= Problem statement =
Find the number of lines containing the string "Heliocentric" in the data. Answer with the number by itself.

Rows from a figure dataset:
- - - - -

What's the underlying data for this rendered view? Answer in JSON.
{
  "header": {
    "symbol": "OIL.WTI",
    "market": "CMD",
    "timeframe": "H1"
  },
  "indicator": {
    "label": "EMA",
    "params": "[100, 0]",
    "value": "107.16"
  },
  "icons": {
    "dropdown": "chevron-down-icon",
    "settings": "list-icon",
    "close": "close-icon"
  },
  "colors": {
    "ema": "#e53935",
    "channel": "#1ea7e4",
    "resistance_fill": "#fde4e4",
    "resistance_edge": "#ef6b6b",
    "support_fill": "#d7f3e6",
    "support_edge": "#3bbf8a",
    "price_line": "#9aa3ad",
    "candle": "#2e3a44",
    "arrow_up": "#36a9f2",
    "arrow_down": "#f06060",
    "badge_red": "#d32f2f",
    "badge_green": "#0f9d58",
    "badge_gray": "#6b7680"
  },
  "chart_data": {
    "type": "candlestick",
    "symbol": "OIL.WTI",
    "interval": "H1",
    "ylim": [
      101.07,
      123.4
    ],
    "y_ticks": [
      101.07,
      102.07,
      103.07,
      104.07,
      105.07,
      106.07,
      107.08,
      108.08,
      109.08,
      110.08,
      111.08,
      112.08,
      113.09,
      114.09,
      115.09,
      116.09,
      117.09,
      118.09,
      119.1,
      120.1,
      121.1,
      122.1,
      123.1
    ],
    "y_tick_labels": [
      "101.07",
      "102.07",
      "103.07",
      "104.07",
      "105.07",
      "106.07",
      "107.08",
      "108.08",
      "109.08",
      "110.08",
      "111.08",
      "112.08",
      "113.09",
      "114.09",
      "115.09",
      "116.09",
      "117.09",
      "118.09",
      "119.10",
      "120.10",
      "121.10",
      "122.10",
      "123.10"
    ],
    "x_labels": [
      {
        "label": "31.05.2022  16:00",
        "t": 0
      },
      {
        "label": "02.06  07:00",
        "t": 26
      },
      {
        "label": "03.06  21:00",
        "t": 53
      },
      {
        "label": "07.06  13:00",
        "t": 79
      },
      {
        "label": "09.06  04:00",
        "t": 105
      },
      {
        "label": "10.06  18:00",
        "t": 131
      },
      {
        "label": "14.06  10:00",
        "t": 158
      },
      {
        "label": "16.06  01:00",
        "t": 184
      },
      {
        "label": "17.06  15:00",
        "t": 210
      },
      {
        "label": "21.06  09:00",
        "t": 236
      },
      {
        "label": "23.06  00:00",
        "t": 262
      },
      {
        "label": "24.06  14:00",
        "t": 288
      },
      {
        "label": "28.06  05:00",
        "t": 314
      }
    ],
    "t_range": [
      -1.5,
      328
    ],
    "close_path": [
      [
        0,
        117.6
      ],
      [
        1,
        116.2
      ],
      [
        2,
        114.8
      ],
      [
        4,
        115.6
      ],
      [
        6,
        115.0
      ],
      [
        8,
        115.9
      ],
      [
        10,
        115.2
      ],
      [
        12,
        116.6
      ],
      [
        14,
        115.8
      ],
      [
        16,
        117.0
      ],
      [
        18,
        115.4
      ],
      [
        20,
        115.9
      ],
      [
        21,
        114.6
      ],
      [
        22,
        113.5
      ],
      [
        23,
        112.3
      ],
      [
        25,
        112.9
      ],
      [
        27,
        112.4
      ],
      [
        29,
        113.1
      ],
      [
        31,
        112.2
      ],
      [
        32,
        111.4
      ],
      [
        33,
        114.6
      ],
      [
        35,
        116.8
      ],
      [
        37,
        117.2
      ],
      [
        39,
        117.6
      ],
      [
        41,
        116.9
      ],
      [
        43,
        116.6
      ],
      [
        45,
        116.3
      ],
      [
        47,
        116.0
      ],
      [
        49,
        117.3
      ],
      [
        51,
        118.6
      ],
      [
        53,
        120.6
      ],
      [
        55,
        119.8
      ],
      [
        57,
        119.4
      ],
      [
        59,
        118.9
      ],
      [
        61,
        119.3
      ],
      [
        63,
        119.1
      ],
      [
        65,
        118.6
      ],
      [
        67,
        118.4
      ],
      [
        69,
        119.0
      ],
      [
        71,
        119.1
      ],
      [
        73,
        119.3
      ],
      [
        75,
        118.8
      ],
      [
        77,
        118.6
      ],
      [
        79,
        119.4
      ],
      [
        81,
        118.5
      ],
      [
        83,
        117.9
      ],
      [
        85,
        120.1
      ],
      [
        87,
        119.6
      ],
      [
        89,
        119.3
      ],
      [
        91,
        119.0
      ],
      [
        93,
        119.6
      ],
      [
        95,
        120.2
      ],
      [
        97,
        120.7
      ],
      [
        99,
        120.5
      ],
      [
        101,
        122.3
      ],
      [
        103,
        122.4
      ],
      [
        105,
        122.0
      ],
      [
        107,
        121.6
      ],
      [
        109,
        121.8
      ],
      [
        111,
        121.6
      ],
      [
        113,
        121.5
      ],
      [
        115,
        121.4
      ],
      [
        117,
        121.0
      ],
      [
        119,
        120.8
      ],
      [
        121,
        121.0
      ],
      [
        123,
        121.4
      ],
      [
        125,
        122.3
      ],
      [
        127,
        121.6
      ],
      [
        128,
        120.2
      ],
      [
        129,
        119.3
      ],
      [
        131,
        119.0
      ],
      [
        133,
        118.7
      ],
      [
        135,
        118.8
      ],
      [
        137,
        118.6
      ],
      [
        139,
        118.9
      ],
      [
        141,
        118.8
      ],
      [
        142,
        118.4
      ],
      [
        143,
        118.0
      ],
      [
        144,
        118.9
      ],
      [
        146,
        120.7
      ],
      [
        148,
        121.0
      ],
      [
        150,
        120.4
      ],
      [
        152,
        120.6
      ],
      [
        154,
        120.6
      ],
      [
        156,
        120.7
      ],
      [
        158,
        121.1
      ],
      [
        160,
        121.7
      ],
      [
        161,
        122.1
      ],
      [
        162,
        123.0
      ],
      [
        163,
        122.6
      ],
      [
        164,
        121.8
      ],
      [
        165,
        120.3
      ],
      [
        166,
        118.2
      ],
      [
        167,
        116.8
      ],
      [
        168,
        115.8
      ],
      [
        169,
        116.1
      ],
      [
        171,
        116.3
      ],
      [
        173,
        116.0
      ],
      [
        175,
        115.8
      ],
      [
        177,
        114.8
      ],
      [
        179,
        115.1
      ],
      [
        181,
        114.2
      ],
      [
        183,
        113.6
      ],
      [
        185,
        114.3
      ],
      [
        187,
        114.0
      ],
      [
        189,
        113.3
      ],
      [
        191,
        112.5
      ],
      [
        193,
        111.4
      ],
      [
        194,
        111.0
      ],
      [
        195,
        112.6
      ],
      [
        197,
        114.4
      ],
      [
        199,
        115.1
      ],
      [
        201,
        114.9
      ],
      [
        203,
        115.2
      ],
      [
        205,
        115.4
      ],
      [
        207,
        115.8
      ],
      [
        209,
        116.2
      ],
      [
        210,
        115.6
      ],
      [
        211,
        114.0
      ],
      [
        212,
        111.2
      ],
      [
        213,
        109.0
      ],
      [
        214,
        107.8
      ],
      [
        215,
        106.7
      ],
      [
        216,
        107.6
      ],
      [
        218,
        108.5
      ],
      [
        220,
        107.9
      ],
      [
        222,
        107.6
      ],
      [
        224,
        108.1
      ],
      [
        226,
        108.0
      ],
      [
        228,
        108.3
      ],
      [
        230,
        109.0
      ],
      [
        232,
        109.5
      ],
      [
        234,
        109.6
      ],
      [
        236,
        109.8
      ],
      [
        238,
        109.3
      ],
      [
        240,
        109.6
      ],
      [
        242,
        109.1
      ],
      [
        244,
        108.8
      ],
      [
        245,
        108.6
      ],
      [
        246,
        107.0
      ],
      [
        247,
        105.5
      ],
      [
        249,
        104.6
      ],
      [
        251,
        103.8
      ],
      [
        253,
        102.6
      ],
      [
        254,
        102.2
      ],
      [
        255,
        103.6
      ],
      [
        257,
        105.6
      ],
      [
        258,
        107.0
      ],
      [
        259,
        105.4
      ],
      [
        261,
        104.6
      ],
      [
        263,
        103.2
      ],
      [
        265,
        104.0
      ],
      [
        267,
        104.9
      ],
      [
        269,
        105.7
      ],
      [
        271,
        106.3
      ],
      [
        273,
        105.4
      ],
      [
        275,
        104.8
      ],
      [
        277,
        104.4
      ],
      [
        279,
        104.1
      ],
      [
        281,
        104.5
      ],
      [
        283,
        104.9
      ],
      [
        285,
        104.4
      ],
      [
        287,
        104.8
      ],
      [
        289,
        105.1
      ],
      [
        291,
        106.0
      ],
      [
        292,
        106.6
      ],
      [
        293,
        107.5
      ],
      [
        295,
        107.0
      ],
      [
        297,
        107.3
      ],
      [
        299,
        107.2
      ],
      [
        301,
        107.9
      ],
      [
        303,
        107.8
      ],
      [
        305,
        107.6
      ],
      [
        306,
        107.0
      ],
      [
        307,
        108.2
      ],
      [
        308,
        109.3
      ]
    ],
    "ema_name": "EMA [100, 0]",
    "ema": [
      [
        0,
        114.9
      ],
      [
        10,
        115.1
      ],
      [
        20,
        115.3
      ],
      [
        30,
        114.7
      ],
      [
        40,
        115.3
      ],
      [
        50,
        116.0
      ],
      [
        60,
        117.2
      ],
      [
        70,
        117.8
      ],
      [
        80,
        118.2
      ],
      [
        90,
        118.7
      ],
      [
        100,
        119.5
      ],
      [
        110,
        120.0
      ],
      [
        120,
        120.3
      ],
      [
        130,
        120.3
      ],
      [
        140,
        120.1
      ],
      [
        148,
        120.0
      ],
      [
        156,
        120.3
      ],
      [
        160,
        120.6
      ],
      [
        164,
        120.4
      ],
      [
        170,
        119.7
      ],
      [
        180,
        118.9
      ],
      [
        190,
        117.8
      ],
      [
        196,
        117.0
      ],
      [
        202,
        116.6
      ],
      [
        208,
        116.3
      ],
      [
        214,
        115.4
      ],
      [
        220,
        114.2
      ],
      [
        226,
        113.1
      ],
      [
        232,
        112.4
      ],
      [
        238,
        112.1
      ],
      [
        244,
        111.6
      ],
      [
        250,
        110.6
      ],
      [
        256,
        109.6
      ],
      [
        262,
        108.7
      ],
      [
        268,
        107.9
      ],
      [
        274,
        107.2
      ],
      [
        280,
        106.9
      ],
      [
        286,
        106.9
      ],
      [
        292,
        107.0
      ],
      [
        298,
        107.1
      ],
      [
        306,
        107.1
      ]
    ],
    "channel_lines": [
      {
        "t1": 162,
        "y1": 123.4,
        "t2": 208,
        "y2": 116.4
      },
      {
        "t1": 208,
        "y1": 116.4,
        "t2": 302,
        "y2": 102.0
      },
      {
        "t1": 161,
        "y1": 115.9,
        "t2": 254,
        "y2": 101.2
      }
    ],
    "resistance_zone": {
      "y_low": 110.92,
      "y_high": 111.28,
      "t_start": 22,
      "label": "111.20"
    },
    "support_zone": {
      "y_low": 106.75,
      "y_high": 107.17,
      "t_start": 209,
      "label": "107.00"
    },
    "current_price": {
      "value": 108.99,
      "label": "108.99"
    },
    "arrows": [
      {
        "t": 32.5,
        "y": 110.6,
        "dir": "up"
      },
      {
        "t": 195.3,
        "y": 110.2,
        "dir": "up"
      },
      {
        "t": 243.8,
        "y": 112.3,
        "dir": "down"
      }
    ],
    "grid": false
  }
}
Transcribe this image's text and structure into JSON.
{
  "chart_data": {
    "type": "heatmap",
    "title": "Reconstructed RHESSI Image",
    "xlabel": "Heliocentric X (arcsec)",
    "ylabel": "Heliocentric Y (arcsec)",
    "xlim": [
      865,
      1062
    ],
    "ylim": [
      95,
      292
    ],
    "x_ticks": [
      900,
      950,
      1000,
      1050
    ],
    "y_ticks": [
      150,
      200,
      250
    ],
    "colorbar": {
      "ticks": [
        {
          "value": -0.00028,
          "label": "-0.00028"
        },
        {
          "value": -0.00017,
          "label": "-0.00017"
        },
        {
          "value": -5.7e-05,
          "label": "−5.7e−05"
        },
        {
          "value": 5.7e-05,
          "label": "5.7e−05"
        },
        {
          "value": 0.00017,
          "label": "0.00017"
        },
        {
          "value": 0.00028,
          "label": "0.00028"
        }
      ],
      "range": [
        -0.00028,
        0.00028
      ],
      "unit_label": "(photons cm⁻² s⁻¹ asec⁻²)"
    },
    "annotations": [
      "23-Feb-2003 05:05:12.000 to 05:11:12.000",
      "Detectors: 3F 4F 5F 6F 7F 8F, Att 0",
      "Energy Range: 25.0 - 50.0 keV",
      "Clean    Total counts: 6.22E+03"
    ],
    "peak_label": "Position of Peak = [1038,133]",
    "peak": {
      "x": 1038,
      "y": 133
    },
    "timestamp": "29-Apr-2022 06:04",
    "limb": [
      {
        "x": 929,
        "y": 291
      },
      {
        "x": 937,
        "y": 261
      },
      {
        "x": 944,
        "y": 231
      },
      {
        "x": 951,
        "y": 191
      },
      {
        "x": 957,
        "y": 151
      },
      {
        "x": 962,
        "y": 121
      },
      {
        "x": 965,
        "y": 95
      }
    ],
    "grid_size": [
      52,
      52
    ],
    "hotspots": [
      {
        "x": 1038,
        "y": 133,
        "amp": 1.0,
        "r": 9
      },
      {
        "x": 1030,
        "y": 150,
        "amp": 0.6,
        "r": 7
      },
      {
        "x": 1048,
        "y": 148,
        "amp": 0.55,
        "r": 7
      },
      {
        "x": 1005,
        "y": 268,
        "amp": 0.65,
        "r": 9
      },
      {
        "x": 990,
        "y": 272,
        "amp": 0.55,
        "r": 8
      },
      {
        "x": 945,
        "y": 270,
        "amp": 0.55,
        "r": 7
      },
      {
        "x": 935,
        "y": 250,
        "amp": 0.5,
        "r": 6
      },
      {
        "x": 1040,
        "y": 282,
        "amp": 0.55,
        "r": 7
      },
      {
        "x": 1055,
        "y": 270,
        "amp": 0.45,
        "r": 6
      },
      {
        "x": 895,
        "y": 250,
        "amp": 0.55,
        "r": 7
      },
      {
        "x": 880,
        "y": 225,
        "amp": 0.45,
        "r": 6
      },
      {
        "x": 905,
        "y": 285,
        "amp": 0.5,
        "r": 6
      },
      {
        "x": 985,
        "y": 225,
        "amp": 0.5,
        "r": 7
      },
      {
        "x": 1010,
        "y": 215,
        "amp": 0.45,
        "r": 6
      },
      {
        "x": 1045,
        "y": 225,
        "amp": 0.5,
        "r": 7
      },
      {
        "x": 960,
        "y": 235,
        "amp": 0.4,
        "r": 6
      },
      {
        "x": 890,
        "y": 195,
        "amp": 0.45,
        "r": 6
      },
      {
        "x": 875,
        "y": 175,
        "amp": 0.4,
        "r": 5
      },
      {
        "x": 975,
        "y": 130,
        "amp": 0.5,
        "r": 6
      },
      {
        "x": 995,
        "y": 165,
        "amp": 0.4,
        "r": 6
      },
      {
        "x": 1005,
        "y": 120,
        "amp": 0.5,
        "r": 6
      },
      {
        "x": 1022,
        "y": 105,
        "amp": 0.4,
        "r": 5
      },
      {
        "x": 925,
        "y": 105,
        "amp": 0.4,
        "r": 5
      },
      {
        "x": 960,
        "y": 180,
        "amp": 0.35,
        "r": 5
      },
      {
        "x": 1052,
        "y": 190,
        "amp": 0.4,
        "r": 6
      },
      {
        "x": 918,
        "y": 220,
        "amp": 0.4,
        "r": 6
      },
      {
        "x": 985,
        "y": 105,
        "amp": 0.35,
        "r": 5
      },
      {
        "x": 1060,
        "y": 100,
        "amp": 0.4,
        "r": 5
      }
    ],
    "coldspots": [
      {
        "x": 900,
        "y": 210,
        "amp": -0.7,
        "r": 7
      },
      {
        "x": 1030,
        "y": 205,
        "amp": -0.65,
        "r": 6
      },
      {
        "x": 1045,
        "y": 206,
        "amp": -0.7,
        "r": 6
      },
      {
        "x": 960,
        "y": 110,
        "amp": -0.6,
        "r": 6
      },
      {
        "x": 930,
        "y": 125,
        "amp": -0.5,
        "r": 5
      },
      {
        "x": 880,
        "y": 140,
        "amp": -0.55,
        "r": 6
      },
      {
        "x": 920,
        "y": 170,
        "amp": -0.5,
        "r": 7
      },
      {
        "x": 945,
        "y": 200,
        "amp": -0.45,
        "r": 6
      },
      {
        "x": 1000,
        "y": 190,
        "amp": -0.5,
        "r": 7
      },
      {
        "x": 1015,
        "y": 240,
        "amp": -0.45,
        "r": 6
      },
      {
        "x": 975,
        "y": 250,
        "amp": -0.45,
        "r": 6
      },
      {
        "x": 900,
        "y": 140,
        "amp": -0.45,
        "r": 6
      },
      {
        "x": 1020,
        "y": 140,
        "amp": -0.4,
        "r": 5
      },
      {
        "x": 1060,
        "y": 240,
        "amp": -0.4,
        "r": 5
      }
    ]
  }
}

- - - - -

= Correct result =
2